Goal of the exercise: Write down the whole listing below again without changing a word.
○ ○ ○ ○
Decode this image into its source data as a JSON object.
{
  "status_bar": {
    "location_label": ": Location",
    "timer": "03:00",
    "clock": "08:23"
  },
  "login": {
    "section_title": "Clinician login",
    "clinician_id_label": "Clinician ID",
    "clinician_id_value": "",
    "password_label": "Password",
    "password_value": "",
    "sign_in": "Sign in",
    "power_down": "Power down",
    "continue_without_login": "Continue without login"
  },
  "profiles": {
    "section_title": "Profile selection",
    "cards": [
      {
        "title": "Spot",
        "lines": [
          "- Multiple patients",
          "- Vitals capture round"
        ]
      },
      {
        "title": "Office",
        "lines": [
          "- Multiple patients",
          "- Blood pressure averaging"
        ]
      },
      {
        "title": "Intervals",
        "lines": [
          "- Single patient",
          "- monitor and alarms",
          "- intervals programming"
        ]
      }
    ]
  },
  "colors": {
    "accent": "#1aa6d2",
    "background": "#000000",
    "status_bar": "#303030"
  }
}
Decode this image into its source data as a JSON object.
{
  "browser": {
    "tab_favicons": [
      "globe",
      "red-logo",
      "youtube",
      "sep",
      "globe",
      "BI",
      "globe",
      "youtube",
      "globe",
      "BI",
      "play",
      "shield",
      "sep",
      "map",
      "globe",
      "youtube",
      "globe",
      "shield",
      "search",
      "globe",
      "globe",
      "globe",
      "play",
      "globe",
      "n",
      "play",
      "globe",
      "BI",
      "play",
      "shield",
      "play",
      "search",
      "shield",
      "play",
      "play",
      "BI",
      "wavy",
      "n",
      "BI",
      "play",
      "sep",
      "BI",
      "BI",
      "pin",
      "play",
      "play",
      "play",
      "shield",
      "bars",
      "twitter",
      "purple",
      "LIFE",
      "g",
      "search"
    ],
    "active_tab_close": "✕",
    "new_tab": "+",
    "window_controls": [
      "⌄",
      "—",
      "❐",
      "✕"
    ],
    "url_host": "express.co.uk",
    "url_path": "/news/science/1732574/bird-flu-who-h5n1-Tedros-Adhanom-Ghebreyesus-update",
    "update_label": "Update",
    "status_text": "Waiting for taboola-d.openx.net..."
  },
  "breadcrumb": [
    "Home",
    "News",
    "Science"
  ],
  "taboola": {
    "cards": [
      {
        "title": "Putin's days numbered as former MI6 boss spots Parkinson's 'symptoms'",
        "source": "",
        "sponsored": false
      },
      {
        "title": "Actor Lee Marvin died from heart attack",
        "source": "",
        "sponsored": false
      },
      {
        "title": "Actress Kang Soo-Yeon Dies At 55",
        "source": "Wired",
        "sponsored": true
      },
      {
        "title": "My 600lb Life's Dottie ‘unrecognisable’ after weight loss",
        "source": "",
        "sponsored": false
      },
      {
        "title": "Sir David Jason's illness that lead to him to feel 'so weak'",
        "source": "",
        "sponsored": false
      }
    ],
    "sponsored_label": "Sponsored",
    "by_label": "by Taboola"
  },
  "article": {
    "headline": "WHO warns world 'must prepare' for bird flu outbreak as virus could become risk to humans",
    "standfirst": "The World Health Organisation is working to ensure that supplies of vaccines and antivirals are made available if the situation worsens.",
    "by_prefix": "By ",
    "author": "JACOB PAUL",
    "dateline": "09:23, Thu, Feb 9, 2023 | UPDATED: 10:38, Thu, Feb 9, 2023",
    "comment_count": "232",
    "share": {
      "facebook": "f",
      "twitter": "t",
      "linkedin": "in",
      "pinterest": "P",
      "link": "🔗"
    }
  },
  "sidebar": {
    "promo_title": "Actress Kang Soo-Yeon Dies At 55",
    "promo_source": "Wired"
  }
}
○ ○ ○ ○
Response to the exercise:
Decode this image into its source data as a JSON object.
{
  "status_bar": {
    "location_label": ": Location",
    "timer": "03:00",
    "clock": "08:23"
  },
  "login": {
    "section_title": "Clinician login",
    "clinician_id_label": "Clinician ID",
    "clinician_id_value": "",
    "password_label": "Password",
    "password_value": "",
    "sign_in": "Sign in",
    "power_down": "Power down",
    "continue_without_login": "Continue without login"
  },
  "profiles": {
    "section_title": "Profile selection",
    "cards": [
      {
        "title": "Spot",
        "lines": [
          "- Multiple patients",
          "- Vitals capture round"
        ]
      },
      {
        "title": "Office",
        "lines": [
          "- Multiple patients",
          "- Blood pressure averaging"
        ]
      },
      {
        "title": "Intervals",
        "lines": [
          "- Single patient",
          "- monitor and alarms",
          "- intervals programming"
        ]
      }
    ]
  },
  "colors": {
    "accent": "#1aa6d2",
    "background": "#000000",
    "status_bar": "#303030"
  }
}
Decode this image into its source data as a JSON object.
{
  "browser": {
    "tab_favicons": [
      "globe",
      "red-logo",
      "youtube",
      "sep",
      "globe",
      "BI",
      "globe",
      "youtube",
      "globe",
      "BI",
      "play",
      "shield",
      "sep",
      "map",
      "globe",
      "youtube",
      "globe",
      "shield",
      "search",
      "globe",
      "globe",
      "globe",
      "play",
      "globe",
      "n",
      "play",
      "globe",
      "BI",
      "play",
      "shield",
      "play",
      "search",
      "shield",
      "play",
      "play",
      "BI",
      "wavy",
      "n",
      "BI",
      "play",
      "sep",
      "BI",
      "BI",
      "pin",
      "play",
      "play",
      "play",
      "shield",
      "bars",
      "twitter",
      "purple",
      "LIFE",
      "g",
      "search"
    ],
    "active_tab_close": "✕",
    "new_tab": "+",
    "window_controls": [
      "⌄",
      "—",
      "❐",
      "✕"
    ],
    "url_host": "express.co.uk",
    "url_path": "/news/science/1732574/bird-flu-who-h5n1-Tedros-Adhanom-Ghebreyesus-update",
    "update_label": "Update",
    "status_text": "Waiting for taboola-d.openx.net..."
  },
  "breadcrumb": [
    "Home",
    "News",
    "Science"
  ],
  "taboola": {
    "cards": [
      {
        "title": "Putin's days numbered as former MI6 boss spots Parkinson's 'symptoms'",
        "source": "",
        "sponsored": false
      },
      {
        "title": "Actor Lee Marvin died from heart attack",
        "source": "",
        "sponsored": false
      },
      {
        "title": "Actress Kang Soo-Yeon Dies At 55",
        "source": "Wired",
        "sponsored": true
      },
      {
        "title": "My 600lb Life's Dottie ‘unrecognisable’ after weight loss",
        "source": "",
        "sponsored": false
      },
      {
        "title": "Sir David Jason's illness that lead to him to feel 'so weak'",
        "source": "",
        "sponsored": false
      }
    ],
    "sponsored_label": "Sponsored",
    "by_label": "by Taboola"
  },
  "article": {
    "headline": "WHO warns world 'must prepare' for bird flu outbreak as virus could become risk to humans",
    "standfirst": "The World Health Organisation is working to ensure that supplies of vaccines and antivirals are made available if the situation worsens.",
    "by_prefix": "By ",
    "author": "JACOB PAUL",
    "dateline": "09:23, Thu, Feb 9, 2023 | UPDATED: 10:38, Thu, Feb 9, 2023",
    "comment_count": "232",
    "share": {
      "facebook": "f",
      "twitter": "t",
      "linkedin": "in",
      "pinterest": "P",
      "link": "🔗"
    }
  },
  "sidebar": {
    "promo_title": "Actress Kang Soo-Yeon Dies At 55",
    "promo_source": "Wired"
  }
}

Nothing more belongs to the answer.